The task »
Images are excluded; otherwise, output every record exactly.

Entries supplied »
──────────────────────────────

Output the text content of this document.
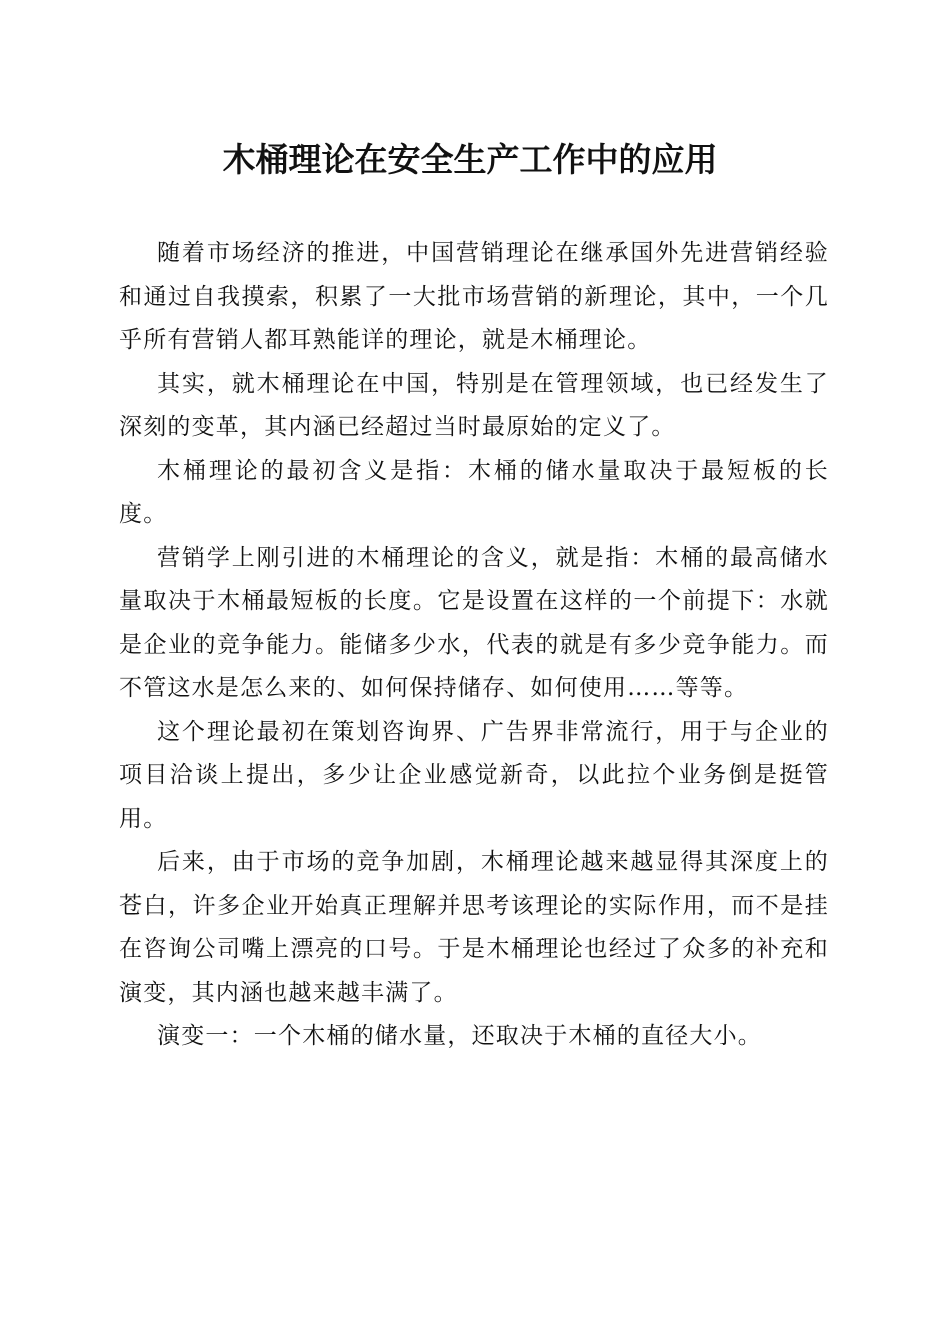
木桶理论在安全生产工作中的应用

随着市场经济的推进，中国营销理论在继承国外先进营销经验和通过自我摸索，积累了一大批市场营销的新理论，其中，一个几乎所有营销人都耳熟能详的理论，就是木桶理论。

其实，就木桶理论在中国，特别是在管理领域，也已经发生了深刻的变革，其内涵已经超过当时最原始的定义了。

木桶理论的最初含义是指：木桶的储水量取决于最短板的长度。

营销学上刚引进的木桶理论的含义，就是指：木桶的最高储水量取决于木桶最短板的长度。它是设置在这样的一个前提下：水就是企业的竞争能力。能储多少水，代表的就是有多少竞争能力。而不管这水是怎么来的、如何保持储存、如何使用……等等。

这个理论最初在策划咨询界、广告界非常流行，用于与企业的项目洽谈上提出，多少让企业感觉新奇，以此拉个业务倒是挺管用。

后来，由于市场的竞争加剧，木桶理论越来越显得其深度上的苍白，许多企业开始真正理解并思考该理论的实际作用，而不是挂在咨询公司嘴上漂亮的口号。于是木桶理论也经过了众多的补充和演变，其内涵也越来越丰满了。

演变一：一个木桶的储水量，还取决于木桶的直径大小。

──────────────────────────────

Full answer »
Output the text content of this document.
木桶理论在安全生产工作中的应用

随着市场经济的推进，中国营销理论在继承国外先进营销经验和通过自我摸索，积累了一大批市场营销的新理论，其中，一个几乎所有营销人都耳熟能详的理论，就是木桶理论。

其实，就木桶理论在中国，特别是在管理领域，也已经发生了深刻的变革，其内涵已经超过当时最原始的定义了。

木桶理论的最初含义是指：木桶的储水量取决于最短板的长度。

营销学上刚引进的木桶理论的含义，就是指：木桶的最高储水量取决于木桶最短板的长度。它是设置在这样的一个前提下：水就是企业的竞争能力。能储多少水，代表的就是有多少竞争能力。而不管这水是怎么来的、如何保持储存、如何使用……等等。

这个理论最初在策划咨询界、广告界非常流行，用于与企业的项目洽谈上提出，多少让企业感觉新奇，以此拉个业务倒是挺管用。

后来，由于市场的竞争加剧，木桶理论越来越显得其深度上的苍白，许多企业开始真正理解并思考该理论的实际作用，而不是挂在咨询公司嘴上漂亮的口号。于是木桶理论也经过了众多的补充和演变，其内涵也越来越丰满了。

演变一：一个木桶的储水量，还取决于木桶的直径大小。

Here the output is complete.